* Extracted records *

········

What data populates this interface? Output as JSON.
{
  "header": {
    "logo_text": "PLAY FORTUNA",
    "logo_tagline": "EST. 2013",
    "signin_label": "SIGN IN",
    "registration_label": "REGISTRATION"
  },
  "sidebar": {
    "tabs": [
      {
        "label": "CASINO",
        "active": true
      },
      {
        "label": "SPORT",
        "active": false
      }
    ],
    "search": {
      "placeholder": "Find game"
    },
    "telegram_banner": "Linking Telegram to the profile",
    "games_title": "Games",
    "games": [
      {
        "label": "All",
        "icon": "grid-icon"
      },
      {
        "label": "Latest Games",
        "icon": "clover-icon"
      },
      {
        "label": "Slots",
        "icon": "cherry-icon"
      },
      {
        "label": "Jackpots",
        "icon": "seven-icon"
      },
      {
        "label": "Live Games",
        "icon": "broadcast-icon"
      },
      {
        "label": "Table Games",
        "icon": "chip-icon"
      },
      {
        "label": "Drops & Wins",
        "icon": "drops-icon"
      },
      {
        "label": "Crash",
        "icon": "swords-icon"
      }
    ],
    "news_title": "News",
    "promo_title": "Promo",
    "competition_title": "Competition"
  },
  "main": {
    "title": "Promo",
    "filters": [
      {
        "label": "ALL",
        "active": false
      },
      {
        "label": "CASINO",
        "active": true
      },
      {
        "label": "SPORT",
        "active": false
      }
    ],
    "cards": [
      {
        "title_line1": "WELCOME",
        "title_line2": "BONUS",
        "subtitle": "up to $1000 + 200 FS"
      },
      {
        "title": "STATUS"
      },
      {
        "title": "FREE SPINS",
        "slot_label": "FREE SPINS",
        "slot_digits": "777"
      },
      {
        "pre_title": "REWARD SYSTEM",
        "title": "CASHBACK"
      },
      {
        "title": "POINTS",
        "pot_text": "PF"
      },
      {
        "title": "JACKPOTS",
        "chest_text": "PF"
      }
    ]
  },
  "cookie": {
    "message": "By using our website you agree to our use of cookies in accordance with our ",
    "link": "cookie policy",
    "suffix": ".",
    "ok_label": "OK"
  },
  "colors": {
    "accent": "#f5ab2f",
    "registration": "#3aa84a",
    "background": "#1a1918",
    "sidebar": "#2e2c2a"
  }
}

········

Gather every line from the listing above in which the word "SPINS" appears.

        "title": "FREE SPINS",
        "slot_label": "FREE SPINS",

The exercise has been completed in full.